→ **Dataset content**
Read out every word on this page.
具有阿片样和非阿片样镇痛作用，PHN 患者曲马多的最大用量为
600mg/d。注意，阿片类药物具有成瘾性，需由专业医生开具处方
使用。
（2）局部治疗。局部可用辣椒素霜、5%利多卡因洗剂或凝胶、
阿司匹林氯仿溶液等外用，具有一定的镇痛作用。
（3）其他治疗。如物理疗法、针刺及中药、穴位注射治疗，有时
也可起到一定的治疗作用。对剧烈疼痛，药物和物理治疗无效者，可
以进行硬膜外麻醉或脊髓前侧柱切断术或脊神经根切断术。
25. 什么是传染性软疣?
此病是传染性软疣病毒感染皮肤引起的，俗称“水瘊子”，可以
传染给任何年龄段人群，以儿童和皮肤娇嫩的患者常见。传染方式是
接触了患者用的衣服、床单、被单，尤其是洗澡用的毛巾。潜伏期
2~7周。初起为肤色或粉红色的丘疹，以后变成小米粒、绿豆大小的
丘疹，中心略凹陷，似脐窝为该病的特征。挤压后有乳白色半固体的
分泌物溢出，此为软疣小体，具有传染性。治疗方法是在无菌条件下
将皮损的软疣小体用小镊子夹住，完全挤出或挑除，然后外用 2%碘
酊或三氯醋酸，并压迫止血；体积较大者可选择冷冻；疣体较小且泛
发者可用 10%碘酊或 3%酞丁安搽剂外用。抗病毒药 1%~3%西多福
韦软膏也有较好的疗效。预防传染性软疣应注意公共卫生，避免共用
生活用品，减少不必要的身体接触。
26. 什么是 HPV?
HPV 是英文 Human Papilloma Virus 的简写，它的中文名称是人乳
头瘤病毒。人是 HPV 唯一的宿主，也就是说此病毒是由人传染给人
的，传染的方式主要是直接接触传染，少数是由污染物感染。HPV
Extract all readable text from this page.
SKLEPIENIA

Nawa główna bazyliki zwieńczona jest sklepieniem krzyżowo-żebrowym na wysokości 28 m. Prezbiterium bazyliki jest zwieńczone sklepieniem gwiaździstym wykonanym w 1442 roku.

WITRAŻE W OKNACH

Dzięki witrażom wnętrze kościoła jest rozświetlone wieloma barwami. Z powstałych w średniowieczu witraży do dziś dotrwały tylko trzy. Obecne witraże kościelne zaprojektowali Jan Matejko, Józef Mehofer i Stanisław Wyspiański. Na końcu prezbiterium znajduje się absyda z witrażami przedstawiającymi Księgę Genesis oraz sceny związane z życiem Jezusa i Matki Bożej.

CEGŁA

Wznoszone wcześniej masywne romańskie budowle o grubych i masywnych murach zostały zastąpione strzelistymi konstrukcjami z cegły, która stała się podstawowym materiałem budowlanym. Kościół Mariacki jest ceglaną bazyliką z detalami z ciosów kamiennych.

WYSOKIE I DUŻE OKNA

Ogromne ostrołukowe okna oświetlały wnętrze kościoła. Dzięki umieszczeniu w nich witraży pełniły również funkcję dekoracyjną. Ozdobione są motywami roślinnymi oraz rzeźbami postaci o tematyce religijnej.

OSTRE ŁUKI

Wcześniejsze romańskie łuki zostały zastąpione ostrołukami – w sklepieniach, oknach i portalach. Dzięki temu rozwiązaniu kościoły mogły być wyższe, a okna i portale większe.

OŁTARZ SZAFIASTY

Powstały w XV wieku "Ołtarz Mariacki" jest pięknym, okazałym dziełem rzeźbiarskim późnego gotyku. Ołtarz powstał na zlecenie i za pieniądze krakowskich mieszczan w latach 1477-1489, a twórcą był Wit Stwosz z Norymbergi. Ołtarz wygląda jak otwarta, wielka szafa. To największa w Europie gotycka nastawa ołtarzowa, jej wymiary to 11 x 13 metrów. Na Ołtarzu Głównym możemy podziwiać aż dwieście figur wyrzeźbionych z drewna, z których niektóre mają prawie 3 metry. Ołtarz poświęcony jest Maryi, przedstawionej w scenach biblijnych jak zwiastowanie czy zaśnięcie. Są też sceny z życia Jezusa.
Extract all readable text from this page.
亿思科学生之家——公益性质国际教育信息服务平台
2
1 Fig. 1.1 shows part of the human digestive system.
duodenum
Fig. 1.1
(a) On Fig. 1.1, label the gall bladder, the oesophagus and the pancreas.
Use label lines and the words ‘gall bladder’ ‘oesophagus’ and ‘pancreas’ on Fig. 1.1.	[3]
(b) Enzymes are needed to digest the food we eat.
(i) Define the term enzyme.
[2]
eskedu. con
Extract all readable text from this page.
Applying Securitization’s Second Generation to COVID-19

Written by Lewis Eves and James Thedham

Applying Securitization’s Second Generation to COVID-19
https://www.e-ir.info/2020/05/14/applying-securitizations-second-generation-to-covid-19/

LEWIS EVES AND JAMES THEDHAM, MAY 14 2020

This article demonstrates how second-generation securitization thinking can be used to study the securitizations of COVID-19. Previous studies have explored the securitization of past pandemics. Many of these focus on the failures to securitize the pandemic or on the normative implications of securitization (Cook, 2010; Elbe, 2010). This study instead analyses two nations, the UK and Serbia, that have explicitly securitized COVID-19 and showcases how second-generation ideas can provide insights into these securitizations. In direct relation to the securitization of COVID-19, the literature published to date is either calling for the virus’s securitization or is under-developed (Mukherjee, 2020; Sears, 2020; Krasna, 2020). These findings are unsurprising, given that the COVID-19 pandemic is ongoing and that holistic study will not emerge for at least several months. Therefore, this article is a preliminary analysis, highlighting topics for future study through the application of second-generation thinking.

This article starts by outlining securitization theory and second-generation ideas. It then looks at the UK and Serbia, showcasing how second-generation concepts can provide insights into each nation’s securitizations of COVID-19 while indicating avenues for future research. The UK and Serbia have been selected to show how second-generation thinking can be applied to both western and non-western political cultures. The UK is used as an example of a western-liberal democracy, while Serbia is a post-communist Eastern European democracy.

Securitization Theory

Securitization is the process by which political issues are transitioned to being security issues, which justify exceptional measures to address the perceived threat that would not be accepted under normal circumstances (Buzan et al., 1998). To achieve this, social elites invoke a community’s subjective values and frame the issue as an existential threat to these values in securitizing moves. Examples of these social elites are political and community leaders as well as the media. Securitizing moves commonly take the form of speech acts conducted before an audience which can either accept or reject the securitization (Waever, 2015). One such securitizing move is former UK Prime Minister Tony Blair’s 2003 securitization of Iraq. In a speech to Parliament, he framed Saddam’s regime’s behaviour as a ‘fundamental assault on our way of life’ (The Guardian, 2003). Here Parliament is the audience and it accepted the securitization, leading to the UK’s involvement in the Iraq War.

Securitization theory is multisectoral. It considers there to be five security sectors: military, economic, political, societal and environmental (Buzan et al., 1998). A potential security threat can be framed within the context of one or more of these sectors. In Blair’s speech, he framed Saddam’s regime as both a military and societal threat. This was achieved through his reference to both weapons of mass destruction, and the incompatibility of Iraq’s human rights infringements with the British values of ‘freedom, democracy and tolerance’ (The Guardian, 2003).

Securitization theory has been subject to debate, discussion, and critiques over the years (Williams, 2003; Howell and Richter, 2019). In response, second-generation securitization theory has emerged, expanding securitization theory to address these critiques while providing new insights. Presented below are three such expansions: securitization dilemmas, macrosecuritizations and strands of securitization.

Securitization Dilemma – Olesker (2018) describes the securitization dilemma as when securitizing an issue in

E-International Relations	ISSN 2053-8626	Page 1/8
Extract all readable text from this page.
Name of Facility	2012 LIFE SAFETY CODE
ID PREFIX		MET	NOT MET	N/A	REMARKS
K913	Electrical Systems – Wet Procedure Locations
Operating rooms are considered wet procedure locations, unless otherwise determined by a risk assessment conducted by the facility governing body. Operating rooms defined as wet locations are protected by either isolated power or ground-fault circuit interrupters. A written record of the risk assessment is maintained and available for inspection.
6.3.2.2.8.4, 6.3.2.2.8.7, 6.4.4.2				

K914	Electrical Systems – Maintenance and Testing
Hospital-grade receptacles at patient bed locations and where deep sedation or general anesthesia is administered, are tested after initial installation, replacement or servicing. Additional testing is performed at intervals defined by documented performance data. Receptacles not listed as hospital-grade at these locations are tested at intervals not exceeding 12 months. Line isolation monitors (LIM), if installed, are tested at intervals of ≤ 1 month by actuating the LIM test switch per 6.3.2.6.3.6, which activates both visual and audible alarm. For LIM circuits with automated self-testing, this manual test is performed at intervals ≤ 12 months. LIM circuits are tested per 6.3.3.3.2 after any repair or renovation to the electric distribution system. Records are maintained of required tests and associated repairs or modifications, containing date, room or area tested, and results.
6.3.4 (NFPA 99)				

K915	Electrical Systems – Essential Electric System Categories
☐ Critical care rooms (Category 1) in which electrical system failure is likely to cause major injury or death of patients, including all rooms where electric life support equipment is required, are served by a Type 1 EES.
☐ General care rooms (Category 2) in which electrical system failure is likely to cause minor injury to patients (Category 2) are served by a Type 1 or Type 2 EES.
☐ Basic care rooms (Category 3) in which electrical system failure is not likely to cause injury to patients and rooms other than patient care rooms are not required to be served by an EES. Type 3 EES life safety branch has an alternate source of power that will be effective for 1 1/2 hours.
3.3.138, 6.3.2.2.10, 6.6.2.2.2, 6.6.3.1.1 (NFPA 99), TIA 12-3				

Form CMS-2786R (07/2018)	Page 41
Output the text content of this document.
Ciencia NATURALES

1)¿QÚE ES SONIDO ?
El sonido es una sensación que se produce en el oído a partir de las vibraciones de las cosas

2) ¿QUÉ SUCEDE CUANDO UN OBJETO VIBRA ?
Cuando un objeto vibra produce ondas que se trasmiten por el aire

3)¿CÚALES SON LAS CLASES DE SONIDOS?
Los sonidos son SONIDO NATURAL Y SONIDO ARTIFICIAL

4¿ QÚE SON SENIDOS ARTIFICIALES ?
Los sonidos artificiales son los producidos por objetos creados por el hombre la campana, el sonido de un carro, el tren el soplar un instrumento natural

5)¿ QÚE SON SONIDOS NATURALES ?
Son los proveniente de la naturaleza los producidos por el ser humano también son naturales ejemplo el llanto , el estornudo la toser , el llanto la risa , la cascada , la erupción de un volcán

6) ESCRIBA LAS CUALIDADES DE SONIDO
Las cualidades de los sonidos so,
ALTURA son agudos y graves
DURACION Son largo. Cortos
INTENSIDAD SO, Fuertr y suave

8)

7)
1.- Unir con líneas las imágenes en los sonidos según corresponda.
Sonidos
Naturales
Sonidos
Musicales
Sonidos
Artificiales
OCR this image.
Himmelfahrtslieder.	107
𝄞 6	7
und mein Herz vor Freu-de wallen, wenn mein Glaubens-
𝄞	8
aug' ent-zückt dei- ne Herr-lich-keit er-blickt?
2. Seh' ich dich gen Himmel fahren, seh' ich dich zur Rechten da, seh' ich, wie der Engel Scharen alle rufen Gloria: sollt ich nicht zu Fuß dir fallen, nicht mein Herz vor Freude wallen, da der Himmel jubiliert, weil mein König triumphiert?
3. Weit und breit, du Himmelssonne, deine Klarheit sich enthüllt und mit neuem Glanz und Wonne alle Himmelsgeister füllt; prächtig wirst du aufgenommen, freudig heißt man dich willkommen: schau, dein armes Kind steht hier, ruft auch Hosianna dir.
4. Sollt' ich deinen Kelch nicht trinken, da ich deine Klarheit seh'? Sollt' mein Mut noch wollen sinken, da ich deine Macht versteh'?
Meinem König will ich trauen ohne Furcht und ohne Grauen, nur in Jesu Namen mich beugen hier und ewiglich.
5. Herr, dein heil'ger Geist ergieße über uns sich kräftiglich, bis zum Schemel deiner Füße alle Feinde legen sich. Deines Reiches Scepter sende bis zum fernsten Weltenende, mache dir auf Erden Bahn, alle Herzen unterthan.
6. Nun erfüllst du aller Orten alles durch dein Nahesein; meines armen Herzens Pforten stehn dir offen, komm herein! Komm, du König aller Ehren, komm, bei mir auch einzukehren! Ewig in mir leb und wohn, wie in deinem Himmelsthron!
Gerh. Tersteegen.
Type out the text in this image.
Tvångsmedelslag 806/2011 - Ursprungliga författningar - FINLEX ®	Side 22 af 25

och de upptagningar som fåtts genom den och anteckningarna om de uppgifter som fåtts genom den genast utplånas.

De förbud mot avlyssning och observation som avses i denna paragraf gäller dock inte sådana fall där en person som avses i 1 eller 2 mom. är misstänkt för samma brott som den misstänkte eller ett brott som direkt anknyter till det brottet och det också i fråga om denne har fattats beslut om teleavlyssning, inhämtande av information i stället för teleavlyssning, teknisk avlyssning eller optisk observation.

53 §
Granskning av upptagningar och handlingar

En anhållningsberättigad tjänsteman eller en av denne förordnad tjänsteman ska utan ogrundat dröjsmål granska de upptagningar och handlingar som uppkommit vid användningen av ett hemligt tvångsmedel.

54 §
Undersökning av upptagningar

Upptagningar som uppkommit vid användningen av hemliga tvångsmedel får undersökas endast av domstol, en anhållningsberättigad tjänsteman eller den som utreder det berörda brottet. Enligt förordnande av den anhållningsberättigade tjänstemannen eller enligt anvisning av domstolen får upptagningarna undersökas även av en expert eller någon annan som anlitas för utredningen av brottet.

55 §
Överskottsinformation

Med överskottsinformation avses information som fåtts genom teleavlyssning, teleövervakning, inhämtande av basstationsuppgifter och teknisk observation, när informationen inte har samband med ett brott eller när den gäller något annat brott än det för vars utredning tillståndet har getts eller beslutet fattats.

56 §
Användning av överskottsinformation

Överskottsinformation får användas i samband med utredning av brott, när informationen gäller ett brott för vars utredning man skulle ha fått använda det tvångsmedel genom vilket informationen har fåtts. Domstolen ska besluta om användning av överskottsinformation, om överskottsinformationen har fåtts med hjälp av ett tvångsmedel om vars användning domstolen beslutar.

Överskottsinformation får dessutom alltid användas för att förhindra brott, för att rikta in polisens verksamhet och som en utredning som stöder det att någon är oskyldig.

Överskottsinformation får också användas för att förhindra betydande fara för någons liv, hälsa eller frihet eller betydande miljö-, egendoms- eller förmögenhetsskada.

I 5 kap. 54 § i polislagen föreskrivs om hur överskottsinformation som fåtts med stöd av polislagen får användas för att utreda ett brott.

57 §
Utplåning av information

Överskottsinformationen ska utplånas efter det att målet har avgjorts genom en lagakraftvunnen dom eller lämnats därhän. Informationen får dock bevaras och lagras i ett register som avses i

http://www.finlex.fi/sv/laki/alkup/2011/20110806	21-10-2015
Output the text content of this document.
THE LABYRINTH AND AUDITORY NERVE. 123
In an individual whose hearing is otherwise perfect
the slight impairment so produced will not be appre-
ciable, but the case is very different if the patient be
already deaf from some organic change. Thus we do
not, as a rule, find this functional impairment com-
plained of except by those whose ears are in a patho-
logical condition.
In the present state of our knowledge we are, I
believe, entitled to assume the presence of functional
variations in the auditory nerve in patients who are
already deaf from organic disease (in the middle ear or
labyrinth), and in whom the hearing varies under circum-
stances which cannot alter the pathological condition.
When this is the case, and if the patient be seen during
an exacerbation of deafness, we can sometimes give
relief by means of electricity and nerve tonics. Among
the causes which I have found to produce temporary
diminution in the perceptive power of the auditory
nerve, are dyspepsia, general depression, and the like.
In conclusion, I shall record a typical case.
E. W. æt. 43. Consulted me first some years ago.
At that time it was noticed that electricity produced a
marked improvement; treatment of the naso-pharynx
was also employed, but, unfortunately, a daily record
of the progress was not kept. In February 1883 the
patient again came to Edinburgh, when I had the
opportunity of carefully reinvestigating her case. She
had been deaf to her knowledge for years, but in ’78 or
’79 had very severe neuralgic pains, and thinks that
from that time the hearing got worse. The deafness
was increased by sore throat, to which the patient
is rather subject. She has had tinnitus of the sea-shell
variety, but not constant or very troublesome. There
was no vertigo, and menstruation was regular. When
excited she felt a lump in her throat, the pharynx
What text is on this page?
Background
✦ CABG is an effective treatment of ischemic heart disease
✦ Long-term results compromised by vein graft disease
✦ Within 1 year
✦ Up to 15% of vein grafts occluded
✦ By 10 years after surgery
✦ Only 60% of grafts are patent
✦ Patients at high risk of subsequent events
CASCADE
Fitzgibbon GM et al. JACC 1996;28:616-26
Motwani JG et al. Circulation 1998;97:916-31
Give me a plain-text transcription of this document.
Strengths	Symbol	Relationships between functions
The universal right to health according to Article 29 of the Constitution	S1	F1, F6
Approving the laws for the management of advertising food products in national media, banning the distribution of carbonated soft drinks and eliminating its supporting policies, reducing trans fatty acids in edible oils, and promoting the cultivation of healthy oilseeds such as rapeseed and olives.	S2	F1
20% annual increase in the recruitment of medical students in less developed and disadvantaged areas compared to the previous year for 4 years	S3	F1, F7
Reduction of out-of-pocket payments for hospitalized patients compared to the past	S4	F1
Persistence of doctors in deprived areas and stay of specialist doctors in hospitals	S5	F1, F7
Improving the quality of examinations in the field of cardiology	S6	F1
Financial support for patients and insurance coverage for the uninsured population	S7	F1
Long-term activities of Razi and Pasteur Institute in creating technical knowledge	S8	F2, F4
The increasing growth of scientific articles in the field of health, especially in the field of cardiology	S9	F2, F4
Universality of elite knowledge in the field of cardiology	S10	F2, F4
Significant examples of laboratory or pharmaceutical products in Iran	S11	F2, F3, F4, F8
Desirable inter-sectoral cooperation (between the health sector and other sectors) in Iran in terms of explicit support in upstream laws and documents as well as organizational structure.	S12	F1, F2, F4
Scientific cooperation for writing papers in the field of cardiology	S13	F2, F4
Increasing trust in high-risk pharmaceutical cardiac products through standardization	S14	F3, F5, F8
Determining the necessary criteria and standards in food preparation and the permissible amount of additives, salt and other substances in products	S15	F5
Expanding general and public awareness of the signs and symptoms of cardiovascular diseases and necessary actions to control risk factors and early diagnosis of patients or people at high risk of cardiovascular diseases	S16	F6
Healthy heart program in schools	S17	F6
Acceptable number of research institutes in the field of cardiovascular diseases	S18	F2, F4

→ **Exercise directions**
Those lines of the records that contain the string "Iran" should be identified and copied.

→ **Exercise output**
Significant examples of laboratory or pharmaceutical products in Iran	S11	F2, F3, F4, F8
Desirable inter-sectoral cooperation (between the health sector and other sectors) in Iran in terms of explicit support in upstream laws and documents as well as organizational structure.	S12	F1, F2, F4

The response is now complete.